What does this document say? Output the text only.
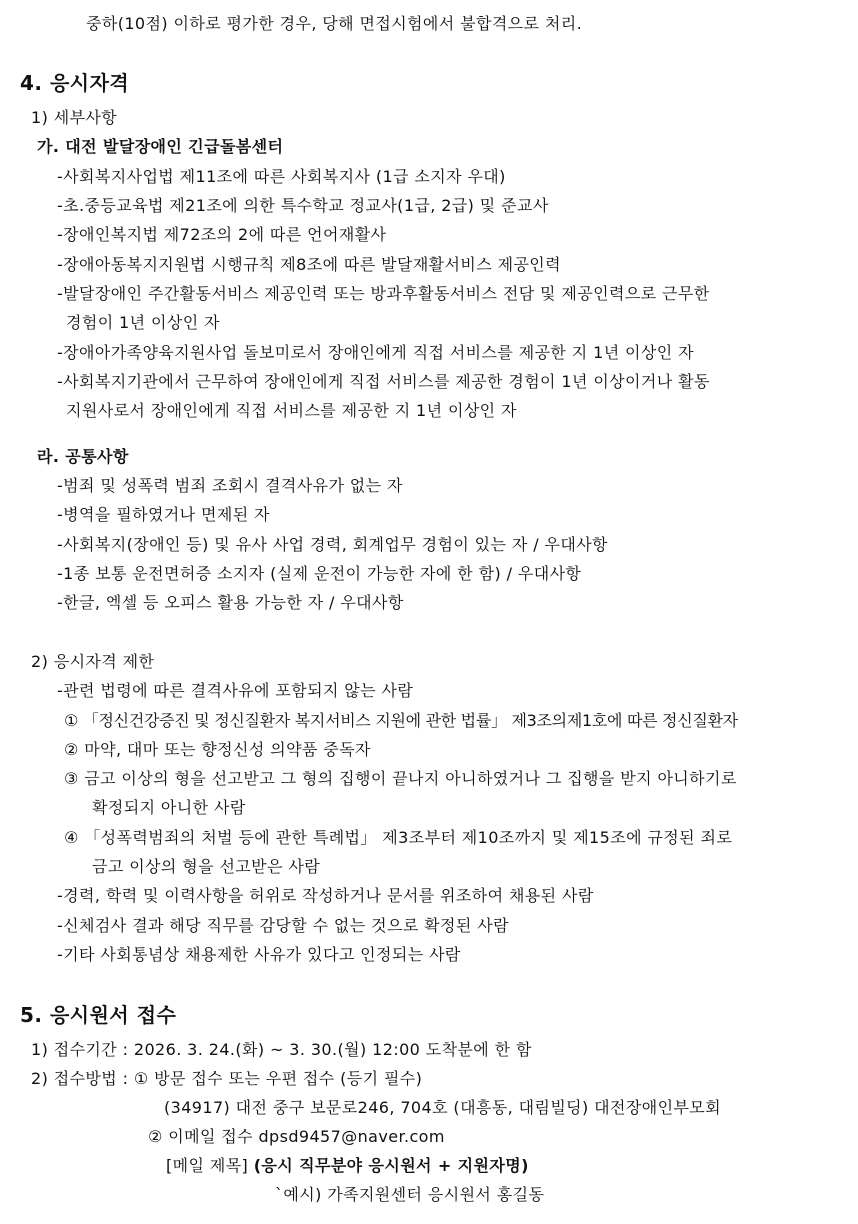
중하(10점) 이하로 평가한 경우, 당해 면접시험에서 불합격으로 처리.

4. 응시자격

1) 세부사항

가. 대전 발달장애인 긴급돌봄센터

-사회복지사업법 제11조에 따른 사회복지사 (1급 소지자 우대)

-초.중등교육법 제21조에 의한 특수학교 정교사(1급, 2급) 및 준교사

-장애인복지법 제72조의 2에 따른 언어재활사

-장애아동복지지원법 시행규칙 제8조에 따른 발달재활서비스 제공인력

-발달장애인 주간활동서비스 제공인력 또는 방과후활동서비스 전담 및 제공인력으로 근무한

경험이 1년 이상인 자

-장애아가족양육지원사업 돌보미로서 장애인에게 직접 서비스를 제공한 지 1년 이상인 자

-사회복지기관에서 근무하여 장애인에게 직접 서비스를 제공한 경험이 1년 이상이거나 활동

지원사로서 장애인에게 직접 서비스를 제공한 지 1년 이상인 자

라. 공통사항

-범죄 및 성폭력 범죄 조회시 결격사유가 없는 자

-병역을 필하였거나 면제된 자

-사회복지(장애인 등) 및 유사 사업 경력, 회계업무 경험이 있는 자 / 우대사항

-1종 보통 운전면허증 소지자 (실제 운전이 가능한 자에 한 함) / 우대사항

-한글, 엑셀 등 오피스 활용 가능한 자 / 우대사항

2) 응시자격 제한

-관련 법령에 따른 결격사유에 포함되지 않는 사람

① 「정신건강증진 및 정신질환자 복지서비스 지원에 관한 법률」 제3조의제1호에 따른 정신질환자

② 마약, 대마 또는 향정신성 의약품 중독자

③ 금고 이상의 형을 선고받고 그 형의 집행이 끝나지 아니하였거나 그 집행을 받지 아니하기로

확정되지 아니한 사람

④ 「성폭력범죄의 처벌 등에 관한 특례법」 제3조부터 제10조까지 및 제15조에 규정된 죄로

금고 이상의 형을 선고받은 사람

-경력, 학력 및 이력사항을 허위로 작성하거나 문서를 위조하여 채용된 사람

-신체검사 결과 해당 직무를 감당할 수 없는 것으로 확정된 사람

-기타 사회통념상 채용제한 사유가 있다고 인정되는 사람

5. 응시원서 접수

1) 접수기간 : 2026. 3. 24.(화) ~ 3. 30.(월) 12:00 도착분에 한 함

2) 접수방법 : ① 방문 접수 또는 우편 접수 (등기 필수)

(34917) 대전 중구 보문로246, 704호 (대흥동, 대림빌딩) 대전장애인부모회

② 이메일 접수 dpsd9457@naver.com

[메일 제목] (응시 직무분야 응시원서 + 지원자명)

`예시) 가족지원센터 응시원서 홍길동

= = = = =

* [Set exercise]:
Identify the lines of the entries containing the string "제공인력". Copy each such line.

* [Written response]:
-장애아동복지지원법 시행규칙 제8조에 따른 발달재활서비스 제공인력
-발달장애인 주간활동서비스 제공인력 또는 방과후활동서비스 전담 및 제공인력으로 근무한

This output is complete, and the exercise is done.